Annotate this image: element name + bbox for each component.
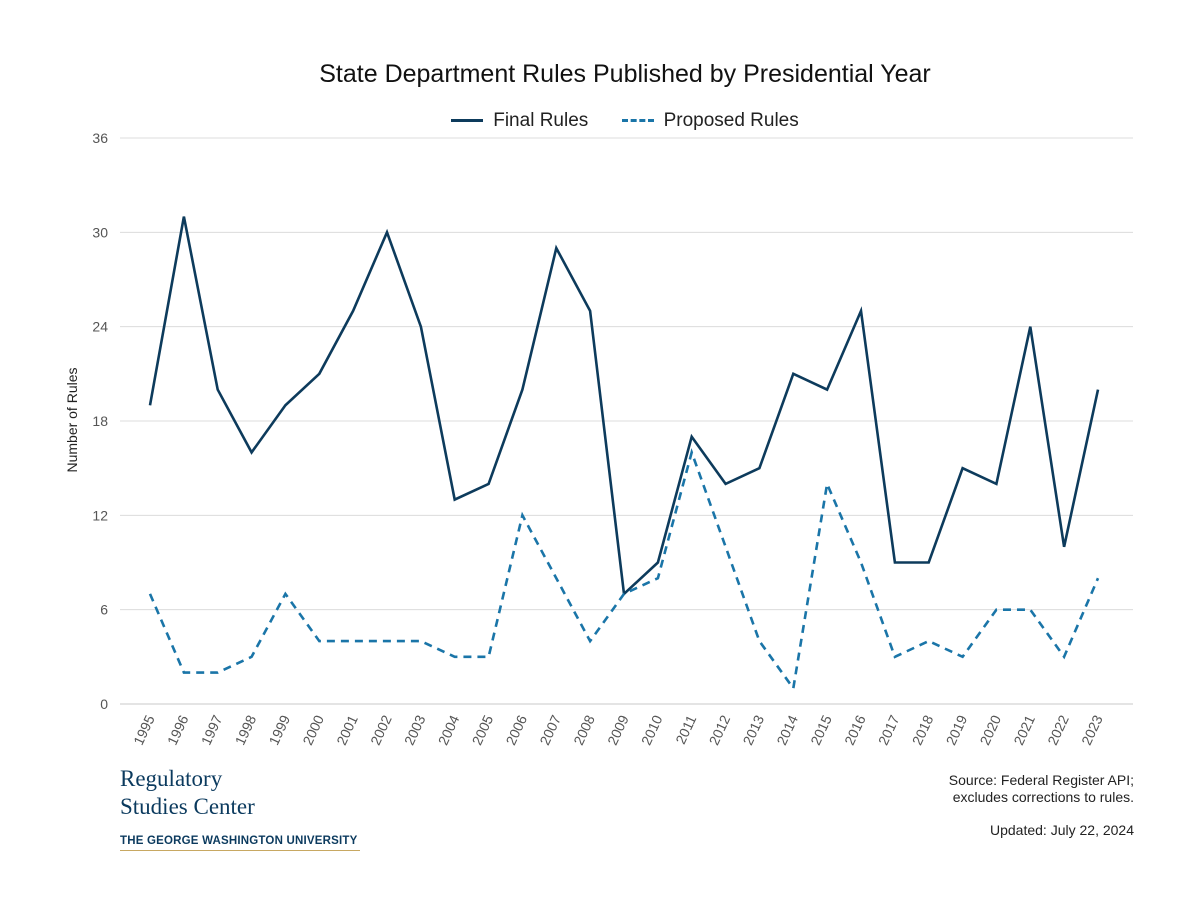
x-tick-label-2016: 2016 [841, 712, 869, 747]
x-tick-label-2018: 2018 [909, 712, 937, 747]
chart-title: State Department Rules Published by Pres… [319, 60, 931, 88]
x-tick-label-2005: 2005 [469, 712, 497, 747]
regulatory-studies-center-logo: Regulatory Studies Center THE GEORGE WAS… [120, 765, 360, 851]
x-tick-label-2013: 2013 [739, 712, 767, 747]
legend-label-proposed: Proposed Rules [663, 109, 799, 131]
x-tick-label-2017: 2017 [875, 712, 903, 747]
series-line-proposed-rules [148, 448, 1100, 692]
x-tick-label-1997: 1997 [198, 712, 226, 747]
y-tick-label-18: 18 [92, 413, 108, 429]
x-tick-label-2009: 2009 [604, 712, 632, 747]
x-tick-label-2008: 2008 [570, 712, 598, 747]
y-tick-label-0: 0 [100, 696, 108, 712]
x-tick-label-2021: 2021 [1010, 712, 1038, 747]
x-tick-label-2000: 2000 [299, 712, 327, 747]
x-tick-label-2012: 2012 [706, 712, 734, 747]
x-tick-label-2014: 2014 [773, 712, 801, 747]
x-tick-label-2006: 2006 [502, 712, 530, 747]
updated-date: Updated: July 22, 2024 [990, 822, 1134, 838]
x-tick-label-2002: 2002 [367, 712, 395, 747]
source-line-2: excludes corrections to rules. [952, 789, 1134, 805]
y-tick-label-24: 24 [92, 319, 108, 335]
y-tick-label-30: 30 [92, 224, 108, 240]
x-tick-label-2007: 2007 [536, 712, 564, 747]
legend: Final Rules Proposed Rules [0, 106, 1200, 132]
x-tick-label-2020: 2020 [976, 712, 1004, 747]
logo-line-1: Regulatory [120, 766, 223, 791]
series-line-final-rules [148, 216, 1100, 597]
series-lines [148, 216, 1100, 692]
x-tick-label-2022: 2022 [1044, 712, 1072, 747]
y-tick-label-12: 12 [92, 507, 108, 523]
legend-label-final: Final Rules [493, 109, 589, 131]
legend-item-final: Final Rules [451, 110, 588, 132]
legend-item-proposed: Proposed Rules [621, 109, 799, 132]
y-tick-labels: 0 6 12 18 24 30 36 [92, 130, 108, 712]
y-axis-label: Number of Rules [64, 367, 80, 472]
x-tick-label-1999: 1999 [265, 712, 293, 747]
legend-swatch-dashed-icon [621, 119, 654, 122]
x-tick-label-2019: 2019 [943, 712, 971, 747]
x-tick-label-2015: 2015 [807, 712, 835, 747]
logo-line-2: Studies Center [120, 794, 255, 819]
x-tick-labels: 1995 1996 1997 1998 1999 2000 2001 2002 2003 2004… [130, 712, 1106, 747]
legend-swatch-solid-icon [451, 119, 484, 122]
x-tick-label-2010: 2010 [638, 712, 666, 747]
logo-university: THE GEORGE WASHINGTON UNIVERSITY [120, 835, 360, 851]
grid-lines [120, 137, 1133, 705]
x-tick-label-1998: 1998 [232, 712, 260, 747]
y-tick-label-6: 6 [100, 602, 108, 618]
x-tick-label-2003: 2003 [401, 712, 429, 747]
y-tick-label-36: 36 [92, 130, 108, 146]
source-note: Source: Federal Register API; excludes c… [949, 772, 1134, 806]
source-line-1: Source: Federal Register API; [948, 772, 1134, 788]
x-tick-label-2023: 2023 [1078, 712, 1106, 747]
x-tick-label-1996: 1996 [164, 712, 192, 747]
x-tick-label-1995: 1995 [130, 712, 158, 747]
x-tick-label-2001: 2001 [333, 712, 361, 747]
x-tick-label-2011: 2011 [672, 712, 699, 746]
x-tick-label-2004: 2004 [435, 712, 463, 747]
━━━━━━━━━━━━━━━━
▶ [Stated problem]: In the records above, copy every line from the one containing "x-tick-label-2016: 2016 [841, 712, 869, 747]" down to the one containing "legend-label-proposed: Proposed Rules", both included, without changing a character.

▶ [Response]:
x-tick-label-2016: 2016 [841, 712, 869, 747]
x-tick-label-2018: 2018 [909, 712, 937, 747]
chart-title: State Department Rules Published by Pres… [319, 60, 931, 88]
x-tick-label-2005: 2005 [469, 712, 497, 747]
regulatory-studies-center-logo: Regulatory Studies Center THE GEORGE WAS… [120, 765, 360, 851]
x-tick-label-2013: 2013 [739, 712, 767, 747]
legend-label-proposed: Proposed Rules [663, 109, 799, 131]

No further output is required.